§ SELECTED TEXT:
----
The Importance of Comprehensive Data

Comprehensive, real-time data is essential for effectively navigating the crypto market, particularly given its volatility and rapid evolution. Insights into Bitcoin and Ethereum metrics, such as UTXO age distributions, holder accumulation patterns, and open interest trends, help investors and traders accurately assess market sentiment and underlying network strength. Additionally, stablecoin activity—including issuance trends, transaction volumes, and velocity metrics—can provide early signals about liquidity shifts and investor risk appetite.

Exchange-specific data, such as spot and derivatives volumes, funding rates, and long-short ratios, further enrich this analytical framework, offering crucial visibility into market positioning and potential leverage risks. Amberdata equips institutions and traders with these critical insights, enabling precise risk management and informed investment decisions. For more detailed research and analysis, visit our research blog. To explore how Amberdata can support your market strategies, contact us or request a demo.

Stablecoins

As measured on the Ethereum Network, stablecoins demonstrated resilience and adaptability amid shifting regulatory environments and market volatility. Tether (USDT), despite regulatory pressures like Europe’s MiCA legislation, slightly reduced its market cap from approximately $77.2 billion to around $74.4 billion. Conversely, USDC on the Ethereum Network saw significant growth, rising from about $34.5 billion to nearly $39.7 billion, bolstered by regulatory compliance and increased traditional finance integrations. PayPal’s PYUSD notably expanded rapidly, increasing from approximately $399 million to around $775 million, driven by growing institutional and retail adoption. Decentralized stablecoins such as MakerDAO’s DAI modestly declined from $3.55 billion to roughly $3.18 billion, reflecting cautious investor sentiment amid ongoing DeFi evolution. Stablecoin transfers varied significantly; FDUSD recorded notably large average transactions (~$2 million each), highlighting institutional-scale use cases. These dynamics underscored investor preferences shifting toward regulated, transparently backed stablecoins amidst persistent market uncertainty.

News and events

From January through mid-April 2025, the stablecoin landscape experienced significant developments, shaped by impactful regulatory changes, high-profile integrations, and notable incidents affecting market confidence and adoption.

Early in 2025, stablecoins received strong backing from the highest levels of the U.S. government. On January 23, 2025, the newly inaugurated U.S. President issued an executive order explicitly promoting stablecoins as a legitimate and essential component of the global financial infrastructure. Crucially, this order halted federal efforts towards developing a U.S. central bank digital currency (CBDC), directing instead that regulatory agencies actively support lawful, fiat-backed stablecoins. The order marked a dramatic shift toward a more crypto-friendly stance, significantly boosting market confidence in stablecoins as institutional-grade financial instruments.

Shortly after, on January 30, 2025, Tether (USDT), the world's largest stablecoin, expanded onto the Bitcoin blockchain through integration with the Bitcoin and Lightning Networks. Enabled by Lightning Labs’ innovative Taproot Assets protocol, USDT became available for direct issuance on Bitcoin's base layer, allowing near-instantaneous and cost-efficient transfers. This technical advancement opened new possibilities for stablecoin usage in Bitcoin-based payments and remittances, expanding Tether’s already substantial market presence beyond Ethereum, Tron, and other smart contract platforms.
----
§ DATASET ROWS:
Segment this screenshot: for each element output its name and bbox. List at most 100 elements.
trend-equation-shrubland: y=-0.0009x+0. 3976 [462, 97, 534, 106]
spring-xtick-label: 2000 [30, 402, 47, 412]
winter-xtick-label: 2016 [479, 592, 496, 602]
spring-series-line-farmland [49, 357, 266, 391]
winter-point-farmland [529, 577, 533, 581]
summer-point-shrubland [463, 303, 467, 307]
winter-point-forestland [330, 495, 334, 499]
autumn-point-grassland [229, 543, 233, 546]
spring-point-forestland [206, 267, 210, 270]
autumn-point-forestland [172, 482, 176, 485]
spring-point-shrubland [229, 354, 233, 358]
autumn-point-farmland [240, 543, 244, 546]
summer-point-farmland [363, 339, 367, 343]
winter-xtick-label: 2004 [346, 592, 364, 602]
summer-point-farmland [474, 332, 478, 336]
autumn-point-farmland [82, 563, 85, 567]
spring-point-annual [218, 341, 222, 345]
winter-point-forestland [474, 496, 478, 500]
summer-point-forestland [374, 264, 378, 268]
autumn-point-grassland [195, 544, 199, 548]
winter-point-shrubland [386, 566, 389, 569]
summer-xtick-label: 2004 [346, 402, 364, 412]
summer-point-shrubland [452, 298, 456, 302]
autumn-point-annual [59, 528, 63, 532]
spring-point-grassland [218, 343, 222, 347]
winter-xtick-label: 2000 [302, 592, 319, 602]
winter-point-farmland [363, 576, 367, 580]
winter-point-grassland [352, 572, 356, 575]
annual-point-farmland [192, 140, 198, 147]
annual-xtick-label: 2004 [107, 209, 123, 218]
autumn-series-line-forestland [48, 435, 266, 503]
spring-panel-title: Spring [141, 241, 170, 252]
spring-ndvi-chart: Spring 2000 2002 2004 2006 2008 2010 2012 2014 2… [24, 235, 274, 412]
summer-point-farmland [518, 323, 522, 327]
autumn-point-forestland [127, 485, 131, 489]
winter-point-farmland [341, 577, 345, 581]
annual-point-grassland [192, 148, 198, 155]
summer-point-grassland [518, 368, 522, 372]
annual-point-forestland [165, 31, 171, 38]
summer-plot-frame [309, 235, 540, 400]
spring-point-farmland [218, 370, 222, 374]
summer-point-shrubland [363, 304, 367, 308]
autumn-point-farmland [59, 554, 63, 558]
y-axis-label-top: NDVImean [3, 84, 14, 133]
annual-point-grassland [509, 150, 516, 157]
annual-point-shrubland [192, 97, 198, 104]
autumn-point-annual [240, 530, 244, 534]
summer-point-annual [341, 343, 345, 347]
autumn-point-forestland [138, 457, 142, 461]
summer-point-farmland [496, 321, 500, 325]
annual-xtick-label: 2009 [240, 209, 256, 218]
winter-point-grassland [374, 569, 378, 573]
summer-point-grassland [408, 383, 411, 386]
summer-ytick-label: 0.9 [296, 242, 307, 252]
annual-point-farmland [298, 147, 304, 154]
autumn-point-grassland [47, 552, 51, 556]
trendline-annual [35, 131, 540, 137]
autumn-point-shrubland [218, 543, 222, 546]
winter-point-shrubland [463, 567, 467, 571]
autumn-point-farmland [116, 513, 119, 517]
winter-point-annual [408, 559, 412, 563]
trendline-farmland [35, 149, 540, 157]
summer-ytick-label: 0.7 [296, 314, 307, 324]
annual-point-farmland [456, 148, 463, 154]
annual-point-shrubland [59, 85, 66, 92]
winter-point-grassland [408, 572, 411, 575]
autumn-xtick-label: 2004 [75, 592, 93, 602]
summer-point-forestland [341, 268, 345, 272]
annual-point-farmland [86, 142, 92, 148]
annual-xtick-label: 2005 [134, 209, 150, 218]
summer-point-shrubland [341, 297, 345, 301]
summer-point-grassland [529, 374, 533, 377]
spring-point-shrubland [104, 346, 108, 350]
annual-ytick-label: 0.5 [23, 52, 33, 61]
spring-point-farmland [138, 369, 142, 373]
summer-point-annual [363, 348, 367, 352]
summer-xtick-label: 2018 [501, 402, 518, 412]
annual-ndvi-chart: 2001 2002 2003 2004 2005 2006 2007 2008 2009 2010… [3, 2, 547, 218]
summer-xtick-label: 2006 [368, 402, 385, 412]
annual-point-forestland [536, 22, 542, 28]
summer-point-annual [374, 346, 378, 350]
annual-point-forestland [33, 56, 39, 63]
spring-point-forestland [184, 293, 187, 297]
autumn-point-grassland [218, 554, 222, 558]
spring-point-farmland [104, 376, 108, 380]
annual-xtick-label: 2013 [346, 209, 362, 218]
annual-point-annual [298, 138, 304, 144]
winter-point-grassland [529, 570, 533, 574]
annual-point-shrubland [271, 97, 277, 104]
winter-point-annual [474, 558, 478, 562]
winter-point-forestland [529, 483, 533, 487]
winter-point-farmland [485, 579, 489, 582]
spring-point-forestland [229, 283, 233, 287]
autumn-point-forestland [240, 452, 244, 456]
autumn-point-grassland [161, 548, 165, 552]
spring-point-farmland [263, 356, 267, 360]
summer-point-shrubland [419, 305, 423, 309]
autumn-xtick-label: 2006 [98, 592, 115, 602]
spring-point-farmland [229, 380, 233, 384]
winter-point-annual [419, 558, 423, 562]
----
§ STATED GOAL A: Rewrite the passage on crypto market data, starting at the words "Comprehensive, real-time data" and stopping after "investor risk appetite.", with "investors and traders" changed to "market participants".
§ STATED GOAL B: Write a continuation of the passage on crypto market data, picking up after its final sentence.

§ ANSWER A:
Comprehensive, real-time data is essential for effectively navigating the crypto market, particularly given its volatility and rapid evolution. Insights into Bitcoin and Ethereum metrics, such as UTXO age distributions, holder accumulation patterns, and open interest trends, help market participants accurately assess market sentiment and underlying network strength. Additionally, stablecoin activity—including issuance trends, transaction volumes, and velocity metrics—can provide early signals about liquidity shifts and investor risk appetite.

§ ANSWER B:
However, confidence in stablecoin-related financial services experienced a notable setback in February. On February 24, 2025, the Hong Kong-based stablecoin neobank Infini was subjected to a major on-chain exploit. A hacker managed to drain approximately $49.5 million worth of stablecoin deposits, severely undermining user trust. Although major stablecoins themselves did not depeg, this incident highlighted persistent vulnerabilities within decentralized finance (DeFi) and stablecoin yield-generation platforms, prompting heightened caution among users and investors regarding platform-specific risks.

Regulatory pressures intensified significantly in March, particularly affecting European markets. On March 3, 2025, Binance, the world’s largest cryptocurrency exchange, announced plans to delist multiple prominent stablecoins—including Tether (USDT), TrueUSD (TUSD), Pax Dollar (USDP), Dai (DAI), and First Digital USD (FDUSD)—in response to the EU's new Markets in Crypto-Assets (MiCA) regulation. Binance instructed European users to convert holdings into MiCA-compliant stablecoins, notably Circle’s USDC. This rapid regulatory adjustment provoked substantial market shifts, creating volatility and reinforcing the growing preference among institutions and traders for regulatory-aligned stablecoins.

Later that month, stablecoin markets received significant attention when U.S. President Donald Trump’s crypto-focused enterprise, World Liberty Financial, announced plans on March 25, 2025, to launch a new fiat-backed stablecoin named USD1. Backed by over $550 million in capital raised through token sales, USD1 would be fully reserved with cash, U.S. Treasuries, and cash equivalents. The introduction of USD1 underscored the growing institutional appetite and competition in the stablecoin market, especially in a regulatory environment increasingly favorable to fiat-backed stablecoins.

Legislative support for stablecoins advanced further in the U.S. with the introduction of the Stablecoin Act on March 26, 2025. This bill proposed clear federal oversight for payment stablecoins, notably including provisions allowing stablecoin issuers to pay interest—previously restricted due to banking concerns. Market participants viewed this development positively, anticipating that regulatory clarity would further legitimize and expand the stablecoin sector.

In parallel, stablecoin issuer Circle secured a significant institutional milestone. On March 27, 2025, Circle entered a partnership with the Intercontinental Exchange (ICE)—operator of the New York Stock Exchange—to integrate its USDC and a new yield-focused stablecoin, US Yield Coin (USYC), into traditional financial market infrastructure. This collaboration indicated a pivotal step toward broader mainstream acceptance, reinforcing stablecoins as critical tools for settlement and trading within legacy financial markets.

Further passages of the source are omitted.